- _Job_:
In the listing that follows, count every line with the word "JSON" in it and write only the total.

(Dataset records)
□ □ □ □ □

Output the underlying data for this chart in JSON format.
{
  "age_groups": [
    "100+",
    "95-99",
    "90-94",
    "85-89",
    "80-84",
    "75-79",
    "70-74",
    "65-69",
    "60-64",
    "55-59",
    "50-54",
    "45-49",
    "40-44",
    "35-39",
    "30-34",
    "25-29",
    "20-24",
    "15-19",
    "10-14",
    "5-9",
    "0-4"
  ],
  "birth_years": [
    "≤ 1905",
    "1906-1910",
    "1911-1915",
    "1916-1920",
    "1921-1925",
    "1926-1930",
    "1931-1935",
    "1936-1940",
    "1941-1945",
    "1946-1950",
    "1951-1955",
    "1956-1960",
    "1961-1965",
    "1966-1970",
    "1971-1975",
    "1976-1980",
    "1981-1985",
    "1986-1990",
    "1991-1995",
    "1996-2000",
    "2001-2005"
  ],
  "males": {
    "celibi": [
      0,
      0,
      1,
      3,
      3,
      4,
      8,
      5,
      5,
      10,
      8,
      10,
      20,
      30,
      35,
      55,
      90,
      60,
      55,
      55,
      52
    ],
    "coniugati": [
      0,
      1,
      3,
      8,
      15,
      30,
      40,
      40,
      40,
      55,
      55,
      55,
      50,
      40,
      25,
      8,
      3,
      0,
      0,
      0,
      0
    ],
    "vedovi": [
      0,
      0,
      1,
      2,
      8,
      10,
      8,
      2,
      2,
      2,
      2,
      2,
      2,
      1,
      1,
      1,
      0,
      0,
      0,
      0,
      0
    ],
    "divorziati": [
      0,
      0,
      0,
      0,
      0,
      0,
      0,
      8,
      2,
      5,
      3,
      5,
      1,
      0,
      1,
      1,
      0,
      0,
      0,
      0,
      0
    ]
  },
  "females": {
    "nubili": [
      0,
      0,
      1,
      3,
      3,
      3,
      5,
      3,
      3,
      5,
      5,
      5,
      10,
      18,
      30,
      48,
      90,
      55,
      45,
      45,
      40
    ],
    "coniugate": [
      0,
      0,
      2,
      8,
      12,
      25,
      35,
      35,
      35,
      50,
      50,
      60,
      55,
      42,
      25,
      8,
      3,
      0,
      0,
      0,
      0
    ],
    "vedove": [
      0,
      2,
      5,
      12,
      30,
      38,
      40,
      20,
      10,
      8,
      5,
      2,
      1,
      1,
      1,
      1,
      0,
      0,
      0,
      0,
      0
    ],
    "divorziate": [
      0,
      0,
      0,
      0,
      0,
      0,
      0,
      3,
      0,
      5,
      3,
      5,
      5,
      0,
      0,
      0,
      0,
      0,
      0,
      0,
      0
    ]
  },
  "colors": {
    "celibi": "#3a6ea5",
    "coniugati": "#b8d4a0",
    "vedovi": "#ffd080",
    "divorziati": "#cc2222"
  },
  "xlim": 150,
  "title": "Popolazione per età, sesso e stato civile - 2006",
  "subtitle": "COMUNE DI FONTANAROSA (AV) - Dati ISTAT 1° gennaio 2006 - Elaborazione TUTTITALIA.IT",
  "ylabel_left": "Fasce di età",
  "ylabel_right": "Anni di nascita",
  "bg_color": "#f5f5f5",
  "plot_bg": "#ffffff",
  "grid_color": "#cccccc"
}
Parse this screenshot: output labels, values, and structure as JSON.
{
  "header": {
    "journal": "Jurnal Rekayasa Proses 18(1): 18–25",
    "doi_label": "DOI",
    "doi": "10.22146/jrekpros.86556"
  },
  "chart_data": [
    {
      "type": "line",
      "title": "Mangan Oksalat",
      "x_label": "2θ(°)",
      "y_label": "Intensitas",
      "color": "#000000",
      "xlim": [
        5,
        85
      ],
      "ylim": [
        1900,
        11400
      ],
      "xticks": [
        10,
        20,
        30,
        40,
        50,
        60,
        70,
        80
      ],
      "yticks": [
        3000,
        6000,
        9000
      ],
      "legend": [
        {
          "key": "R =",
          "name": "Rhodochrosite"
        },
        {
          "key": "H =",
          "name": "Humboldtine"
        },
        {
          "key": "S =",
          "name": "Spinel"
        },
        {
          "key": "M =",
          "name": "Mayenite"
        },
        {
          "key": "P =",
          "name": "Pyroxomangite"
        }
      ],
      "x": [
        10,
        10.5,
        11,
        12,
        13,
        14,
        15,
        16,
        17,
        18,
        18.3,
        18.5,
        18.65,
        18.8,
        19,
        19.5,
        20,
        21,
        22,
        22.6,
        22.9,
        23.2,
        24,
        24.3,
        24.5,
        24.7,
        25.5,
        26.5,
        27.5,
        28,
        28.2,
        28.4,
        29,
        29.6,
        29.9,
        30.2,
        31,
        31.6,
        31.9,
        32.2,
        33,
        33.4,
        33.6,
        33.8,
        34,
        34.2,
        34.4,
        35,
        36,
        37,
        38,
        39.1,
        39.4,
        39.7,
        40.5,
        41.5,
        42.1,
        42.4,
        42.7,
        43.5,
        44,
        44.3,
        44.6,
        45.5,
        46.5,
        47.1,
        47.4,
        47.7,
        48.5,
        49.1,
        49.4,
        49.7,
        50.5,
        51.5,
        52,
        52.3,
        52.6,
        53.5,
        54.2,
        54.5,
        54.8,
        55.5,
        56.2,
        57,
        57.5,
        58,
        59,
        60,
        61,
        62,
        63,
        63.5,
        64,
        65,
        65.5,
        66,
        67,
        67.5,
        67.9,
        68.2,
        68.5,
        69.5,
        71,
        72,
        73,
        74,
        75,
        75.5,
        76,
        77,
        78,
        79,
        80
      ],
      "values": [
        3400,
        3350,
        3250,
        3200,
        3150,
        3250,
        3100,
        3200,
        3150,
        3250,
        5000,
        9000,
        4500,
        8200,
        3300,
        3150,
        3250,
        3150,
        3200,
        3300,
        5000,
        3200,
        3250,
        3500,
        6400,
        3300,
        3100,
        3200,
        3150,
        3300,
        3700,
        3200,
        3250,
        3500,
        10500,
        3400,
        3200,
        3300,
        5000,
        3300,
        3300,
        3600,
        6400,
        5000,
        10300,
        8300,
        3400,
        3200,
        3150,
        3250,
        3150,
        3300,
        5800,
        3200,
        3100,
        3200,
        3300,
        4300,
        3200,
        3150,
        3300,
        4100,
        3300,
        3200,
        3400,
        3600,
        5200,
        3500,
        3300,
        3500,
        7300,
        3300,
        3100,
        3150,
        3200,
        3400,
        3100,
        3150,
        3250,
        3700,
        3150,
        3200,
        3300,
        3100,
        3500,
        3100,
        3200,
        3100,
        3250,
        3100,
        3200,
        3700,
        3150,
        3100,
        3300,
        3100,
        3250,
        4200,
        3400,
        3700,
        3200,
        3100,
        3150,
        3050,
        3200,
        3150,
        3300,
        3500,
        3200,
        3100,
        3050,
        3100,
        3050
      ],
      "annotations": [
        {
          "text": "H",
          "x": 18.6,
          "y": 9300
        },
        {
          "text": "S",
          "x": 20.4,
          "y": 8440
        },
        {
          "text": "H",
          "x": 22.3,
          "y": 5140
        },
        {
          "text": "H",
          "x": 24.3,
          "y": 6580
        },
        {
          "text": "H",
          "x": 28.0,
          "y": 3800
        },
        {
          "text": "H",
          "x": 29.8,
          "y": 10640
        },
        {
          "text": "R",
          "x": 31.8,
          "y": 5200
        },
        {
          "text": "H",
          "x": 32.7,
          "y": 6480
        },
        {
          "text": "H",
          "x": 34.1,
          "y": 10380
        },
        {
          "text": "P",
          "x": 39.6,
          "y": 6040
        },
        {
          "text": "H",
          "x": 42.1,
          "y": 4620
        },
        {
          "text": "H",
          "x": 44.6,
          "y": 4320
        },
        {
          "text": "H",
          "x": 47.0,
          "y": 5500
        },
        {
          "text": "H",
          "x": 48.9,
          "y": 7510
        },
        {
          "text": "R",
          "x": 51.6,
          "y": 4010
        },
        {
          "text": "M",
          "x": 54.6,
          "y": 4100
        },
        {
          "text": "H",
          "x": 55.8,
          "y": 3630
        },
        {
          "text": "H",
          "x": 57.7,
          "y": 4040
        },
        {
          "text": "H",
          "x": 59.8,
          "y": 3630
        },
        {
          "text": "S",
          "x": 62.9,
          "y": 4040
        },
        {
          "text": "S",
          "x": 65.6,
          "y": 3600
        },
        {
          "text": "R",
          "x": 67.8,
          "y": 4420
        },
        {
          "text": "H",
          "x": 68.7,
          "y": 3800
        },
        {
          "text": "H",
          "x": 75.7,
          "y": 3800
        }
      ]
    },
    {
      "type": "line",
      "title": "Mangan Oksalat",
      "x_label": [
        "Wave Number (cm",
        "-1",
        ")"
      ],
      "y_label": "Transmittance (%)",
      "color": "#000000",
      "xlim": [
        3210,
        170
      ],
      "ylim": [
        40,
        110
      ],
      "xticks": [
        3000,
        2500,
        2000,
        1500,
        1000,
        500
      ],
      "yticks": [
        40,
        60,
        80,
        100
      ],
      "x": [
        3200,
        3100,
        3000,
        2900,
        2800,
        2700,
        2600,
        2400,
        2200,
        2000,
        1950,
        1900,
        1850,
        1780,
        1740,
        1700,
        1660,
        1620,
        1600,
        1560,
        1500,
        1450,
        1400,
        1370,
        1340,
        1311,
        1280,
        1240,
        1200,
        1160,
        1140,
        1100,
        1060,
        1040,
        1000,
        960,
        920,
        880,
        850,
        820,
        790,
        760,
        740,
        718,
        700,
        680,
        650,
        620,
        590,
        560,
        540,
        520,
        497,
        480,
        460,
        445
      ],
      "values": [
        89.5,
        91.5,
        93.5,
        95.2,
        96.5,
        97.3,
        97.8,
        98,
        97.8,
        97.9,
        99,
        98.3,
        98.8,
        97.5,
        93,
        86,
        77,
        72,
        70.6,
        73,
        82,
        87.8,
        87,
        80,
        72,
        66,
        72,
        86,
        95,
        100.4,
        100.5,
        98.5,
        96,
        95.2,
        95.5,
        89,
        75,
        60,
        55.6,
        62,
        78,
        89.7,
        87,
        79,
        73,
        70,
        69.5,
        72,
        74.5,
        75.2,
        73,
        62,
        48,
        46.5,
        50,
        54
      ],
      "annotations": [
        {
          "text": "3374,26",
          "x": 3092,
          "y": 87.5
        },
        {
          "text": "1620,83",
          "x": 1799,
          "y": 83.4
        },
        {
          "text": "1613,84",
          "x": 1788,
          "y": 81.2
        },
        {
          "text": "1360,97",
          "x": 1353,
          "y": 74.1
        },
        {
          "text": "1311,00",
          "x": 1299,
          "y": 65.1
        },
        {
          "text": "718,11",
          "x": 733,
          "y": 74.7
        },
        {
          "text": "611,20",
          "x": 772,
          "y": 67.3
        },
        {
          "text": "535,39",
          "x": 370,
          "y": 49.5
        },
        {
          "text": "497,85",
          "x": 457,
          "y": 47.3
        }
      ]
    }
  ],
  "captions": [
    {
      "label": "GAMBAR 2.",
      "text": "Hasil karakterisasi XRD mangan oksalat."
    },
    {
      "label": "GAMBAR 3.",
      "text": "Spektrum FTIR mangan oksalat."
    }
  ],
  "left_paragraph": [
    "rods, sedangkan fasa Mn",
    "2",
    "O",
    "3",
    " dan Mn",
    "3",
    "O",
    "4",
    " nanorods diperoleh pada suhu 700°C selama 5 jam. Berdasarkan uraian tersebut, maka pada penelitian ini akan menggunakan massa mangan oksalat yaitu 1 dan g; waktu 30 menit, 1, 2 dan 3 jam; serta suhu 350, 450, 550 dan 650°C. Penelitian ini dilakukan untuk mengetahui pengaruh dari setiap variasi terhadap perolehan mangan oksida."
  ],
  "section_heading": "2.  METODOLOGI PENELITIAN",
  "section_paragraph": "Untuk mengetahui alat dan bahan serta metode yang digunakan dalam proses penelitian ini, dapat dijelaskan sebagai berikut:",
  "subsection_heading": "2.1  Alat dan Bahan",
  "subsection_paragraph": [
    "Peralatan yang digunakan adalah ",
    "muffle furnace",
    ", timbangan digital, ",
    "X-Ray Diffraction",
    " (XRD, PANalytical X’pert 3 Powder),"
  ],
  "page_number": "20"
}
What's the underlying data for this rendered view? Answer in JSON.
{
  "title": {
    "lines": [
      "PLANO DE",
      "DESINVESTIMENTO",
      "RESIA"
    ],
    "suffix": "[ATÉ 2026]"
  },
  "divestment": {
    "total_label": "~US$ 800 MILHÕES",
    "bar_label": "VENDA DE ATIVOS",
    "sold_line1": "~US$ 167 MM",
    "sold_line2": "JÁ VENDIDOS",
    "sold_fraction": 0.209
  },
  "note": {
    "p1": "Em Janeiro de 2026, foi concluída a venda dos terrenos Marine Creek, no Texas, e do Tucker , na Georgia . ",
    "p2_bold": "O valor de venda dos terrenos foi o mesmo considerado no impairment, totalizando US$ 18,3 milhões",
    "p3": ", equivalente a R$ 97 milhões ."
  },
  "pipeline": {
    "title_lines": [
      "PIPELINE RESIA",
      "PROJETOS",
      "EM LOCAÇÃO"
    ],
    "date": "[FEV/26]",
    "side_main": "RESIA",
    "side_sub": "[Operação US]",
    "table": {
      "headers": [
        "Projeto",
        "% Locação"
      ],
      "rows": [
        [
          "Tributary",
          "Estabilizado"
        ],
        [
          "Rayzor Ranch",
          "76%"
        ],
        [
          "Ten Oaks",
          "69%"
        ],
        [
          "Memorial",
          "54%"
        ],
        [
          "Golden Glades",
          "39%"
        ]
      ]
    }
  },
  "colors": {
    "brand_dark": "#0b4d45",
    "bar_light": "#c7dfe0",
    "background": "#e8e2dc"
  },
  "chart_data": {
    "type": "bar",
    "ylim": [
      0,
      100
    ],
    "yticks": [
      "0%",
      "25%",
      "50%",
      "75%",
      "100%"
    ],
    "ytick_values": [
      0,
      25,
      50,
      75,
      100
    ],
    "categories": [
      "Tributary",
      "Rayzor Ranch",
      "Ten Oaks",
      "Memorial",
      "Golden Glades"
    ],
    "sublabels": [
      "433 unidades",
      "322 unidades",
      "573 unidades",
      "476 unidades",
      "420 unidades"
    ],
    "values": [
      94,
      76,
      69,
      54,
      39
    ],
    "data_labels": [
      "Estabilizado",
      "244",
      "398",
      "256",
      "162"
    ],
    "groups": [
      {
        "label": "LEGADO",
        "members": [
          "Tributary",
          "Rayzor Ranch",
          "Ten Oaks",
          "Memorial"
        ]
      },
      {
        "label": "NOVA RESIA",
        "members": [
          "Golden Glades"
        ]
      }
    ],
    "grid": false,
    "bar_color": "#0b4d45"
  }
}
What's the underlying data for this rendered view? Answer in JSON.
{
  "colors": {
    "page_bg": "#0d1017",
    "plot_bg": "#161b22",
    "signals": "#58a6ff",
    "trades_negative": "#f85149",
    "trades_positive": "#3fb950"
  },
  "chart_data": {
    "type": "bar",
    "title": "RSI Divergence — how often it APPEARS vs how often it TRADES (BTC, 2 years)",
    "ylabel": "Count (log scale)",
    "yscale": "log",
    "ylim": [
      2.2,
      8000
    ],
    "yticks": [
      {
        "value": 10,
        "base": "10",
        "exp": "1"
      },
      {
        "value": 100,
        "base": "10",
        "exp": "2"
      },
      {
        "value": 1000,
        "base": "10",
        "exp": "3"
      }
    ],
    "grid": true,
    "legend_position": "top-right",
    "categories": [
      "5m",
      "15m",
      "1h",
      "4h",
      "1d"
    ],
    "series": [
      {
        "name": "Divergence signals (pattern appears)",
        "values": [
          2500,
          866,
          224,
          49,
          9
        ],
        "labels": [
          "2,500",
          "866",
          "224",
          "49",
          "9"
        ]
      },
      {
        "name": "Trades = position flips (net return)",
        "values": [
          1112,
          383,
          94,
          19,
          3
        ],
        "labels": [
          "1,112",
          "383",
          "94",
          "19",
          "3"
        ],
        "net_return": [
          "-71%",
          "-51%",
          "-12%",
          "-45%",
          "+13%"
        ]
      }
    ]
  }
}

□ □ □ □ □

- _Finished answer_:
4